* _Short problem_:
Gather each line of the records where "text" appears.

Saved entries
■ ■ ■
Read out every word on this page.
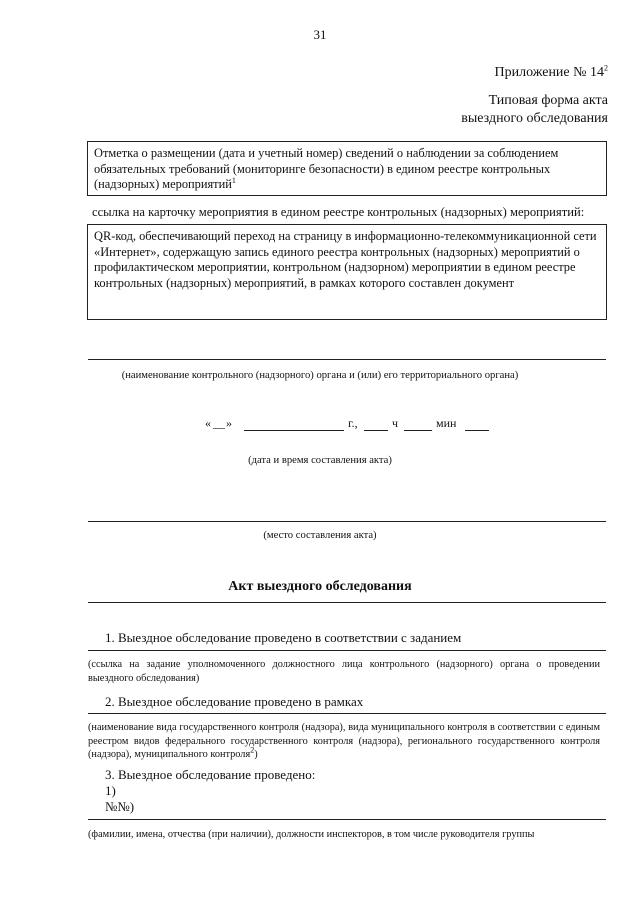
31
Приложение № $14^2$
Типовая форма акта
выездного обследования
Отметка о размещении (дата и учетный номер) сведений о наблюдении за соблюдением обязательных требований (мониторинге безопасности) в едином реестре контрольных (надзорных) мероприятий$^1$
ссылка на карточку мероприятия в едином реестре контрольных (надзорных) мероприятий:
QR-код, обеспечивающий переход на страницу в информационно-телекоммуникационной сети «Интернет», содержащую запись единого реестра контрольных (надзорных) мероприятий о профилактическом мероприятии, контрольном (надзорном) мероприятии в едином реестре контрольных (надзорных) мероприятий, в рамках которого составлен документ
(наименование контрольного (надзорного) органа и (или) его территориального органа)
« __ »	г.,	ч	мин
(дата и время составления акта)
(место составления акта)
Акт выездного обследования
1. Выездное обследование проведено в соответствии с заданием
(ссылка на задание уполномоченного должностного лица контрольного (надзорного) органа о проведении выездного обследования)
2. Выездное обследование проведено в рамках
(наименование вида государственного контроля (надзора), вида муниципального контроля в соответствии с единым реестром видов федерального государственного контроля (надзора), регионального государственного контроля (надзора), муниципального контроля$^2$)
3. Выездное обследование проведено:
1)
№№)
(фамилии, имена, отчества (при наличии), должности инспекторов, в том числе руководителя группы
■ ■ ■
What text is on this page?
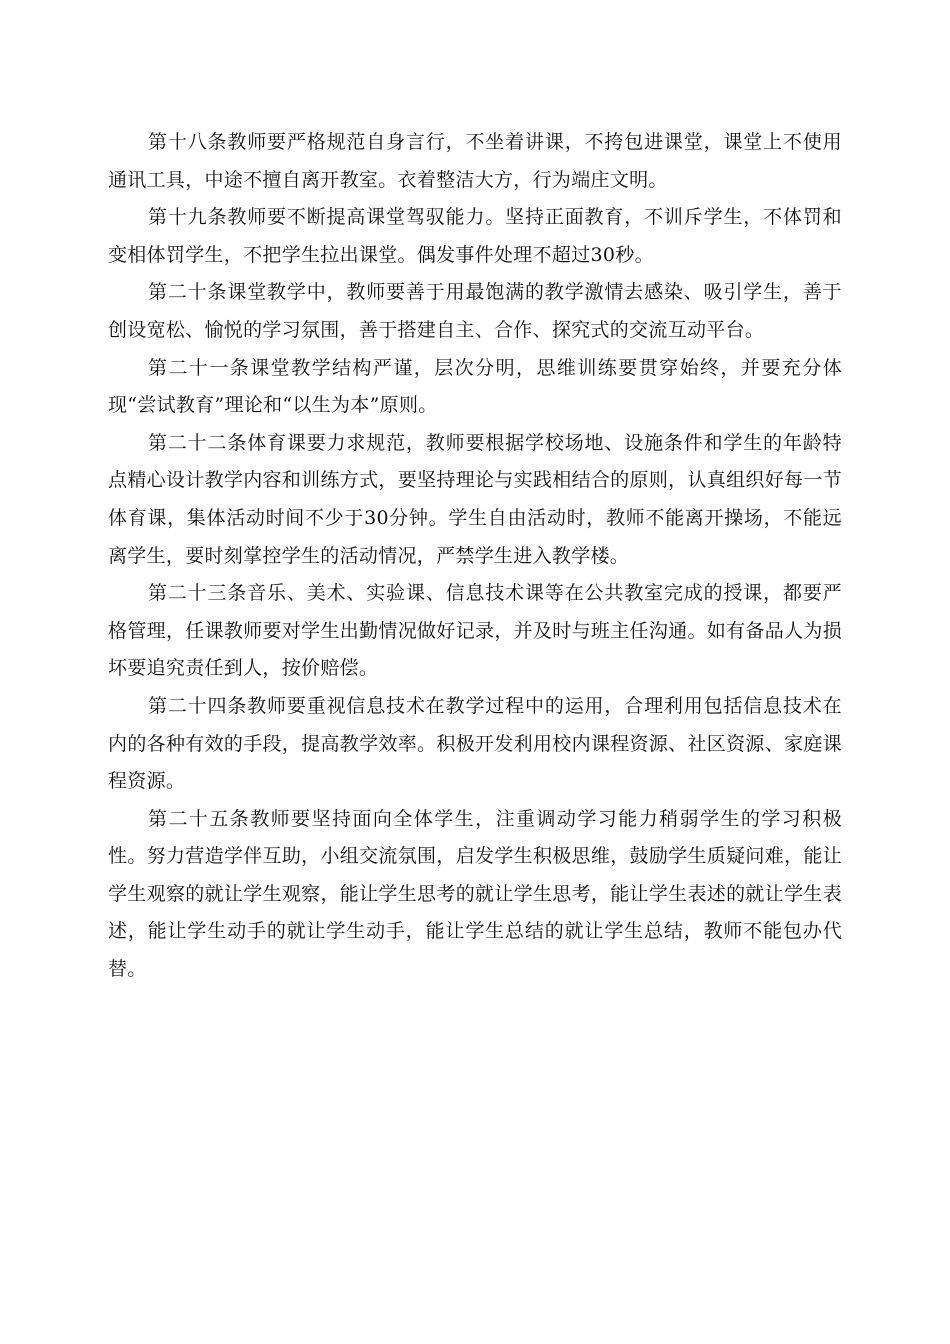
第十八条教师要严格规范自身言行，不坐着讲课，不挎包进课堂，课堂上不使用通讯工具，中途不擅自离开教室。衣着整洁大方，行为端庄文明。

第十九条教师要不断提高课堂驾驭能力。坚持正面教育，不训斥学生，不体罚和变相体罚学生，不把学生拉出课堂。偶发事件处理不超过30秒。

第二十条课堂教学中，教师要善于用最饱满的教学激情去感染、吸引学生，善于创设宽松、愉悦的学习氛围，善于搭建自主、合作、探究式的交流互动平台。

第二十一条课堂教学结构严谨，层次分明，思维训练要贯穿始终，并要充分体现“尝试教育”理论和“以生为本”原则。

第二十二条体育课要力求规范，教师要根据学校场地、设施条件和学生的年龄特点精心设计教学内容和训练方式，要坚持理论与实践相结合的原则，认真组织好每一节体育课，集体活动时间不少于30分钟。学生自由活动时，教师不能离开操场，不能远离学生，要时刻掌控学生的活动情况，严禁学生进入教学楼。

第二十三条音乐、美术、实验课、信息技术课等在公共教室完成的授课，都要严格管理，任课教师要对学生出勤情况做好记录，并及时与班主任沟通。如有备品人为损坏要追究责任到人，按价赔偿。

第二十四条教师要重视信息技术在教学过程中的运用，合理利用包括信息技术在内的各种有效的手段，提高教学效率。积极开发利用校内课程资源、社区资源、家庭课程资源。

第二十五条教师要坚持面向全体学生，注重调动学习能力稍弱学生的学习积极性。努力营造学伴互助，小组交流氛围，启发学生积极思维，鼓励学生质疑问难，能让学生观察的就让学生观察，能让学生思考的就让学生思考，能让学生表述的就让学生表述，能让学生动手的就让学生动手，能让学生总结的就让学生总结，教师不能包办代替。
■ ■ ■
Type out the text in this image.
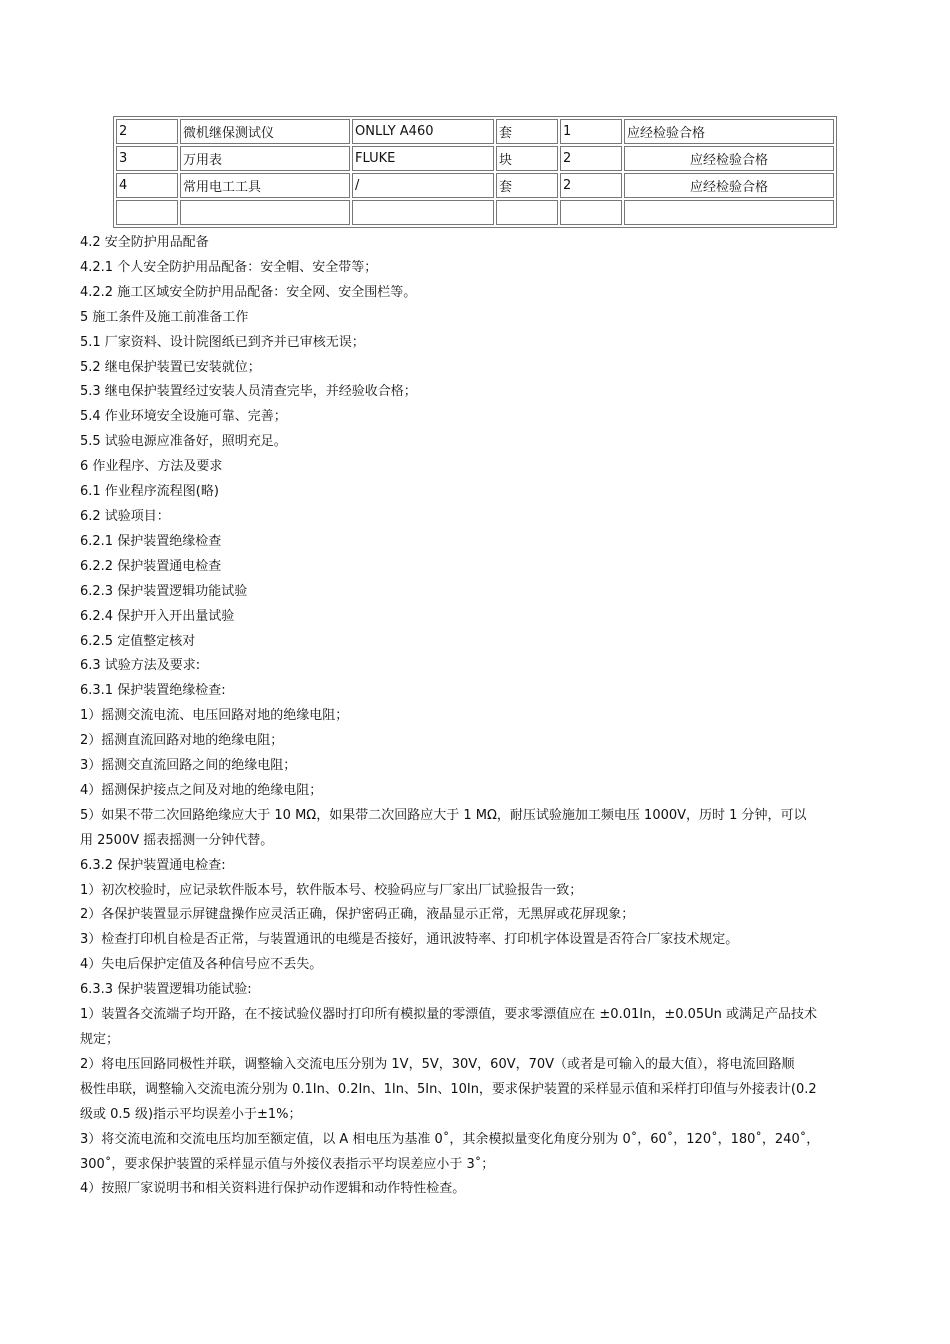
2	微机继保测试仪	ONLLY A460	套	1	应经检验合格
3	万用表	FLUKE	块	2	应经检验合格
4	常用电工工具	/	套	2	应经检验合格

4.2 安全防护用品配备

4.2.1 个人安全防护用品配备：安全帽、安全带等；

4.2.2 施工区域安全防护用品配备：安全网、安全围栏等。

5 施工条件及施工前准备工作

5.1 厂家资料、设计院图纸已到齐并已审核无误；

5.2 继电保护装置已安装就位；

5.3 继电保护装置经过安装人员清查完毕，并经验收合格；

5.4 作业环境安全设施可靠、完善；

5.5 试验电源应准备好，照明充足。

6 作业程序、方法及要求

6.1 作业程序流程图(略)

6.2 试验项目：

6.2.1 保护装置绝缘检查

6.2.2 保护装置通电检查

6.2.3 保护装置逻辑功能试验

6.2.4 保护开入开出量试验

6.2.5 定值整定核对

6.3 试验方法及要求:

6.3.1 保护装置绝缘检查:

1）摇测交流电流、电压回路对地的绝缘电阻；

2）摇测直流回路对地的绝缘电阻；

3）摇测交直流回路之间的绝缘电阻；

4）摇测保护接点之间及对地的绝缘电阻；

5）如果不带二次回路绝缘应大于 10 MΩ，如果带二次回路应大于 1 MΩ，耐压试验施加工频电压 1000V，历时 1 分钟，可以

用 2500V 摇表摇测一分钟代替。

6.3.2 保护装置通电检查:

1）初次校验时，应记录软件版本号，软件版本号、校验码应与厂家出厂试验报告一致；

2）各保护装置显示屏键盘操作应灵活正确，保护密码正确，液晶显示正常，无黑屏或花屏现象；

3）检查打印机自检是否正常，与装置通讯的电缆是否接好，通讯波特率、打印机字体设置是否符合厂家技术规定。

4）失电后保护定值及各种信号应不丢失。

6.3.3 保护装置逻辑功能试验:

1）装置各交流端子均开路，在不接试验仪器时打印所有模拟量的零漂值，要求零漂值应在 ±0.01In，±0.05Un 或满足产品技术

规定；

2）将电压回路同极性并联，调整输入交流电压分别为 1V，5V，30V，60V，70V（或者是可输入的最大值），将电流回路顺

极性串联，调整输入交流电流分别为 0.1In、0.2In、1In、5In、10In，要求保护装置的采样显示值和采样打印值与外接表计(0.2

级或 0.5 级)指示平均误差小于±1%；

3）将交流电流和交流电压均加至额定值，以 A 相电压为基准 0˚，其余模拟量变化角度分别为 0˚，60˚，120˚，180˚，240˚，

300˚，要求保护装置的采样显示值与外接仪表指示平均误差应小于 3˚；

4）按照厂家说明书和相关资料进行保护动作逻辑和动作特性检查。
■ ■ ■
* _Complete output_:
What text is on this page?
Type out the text in this image.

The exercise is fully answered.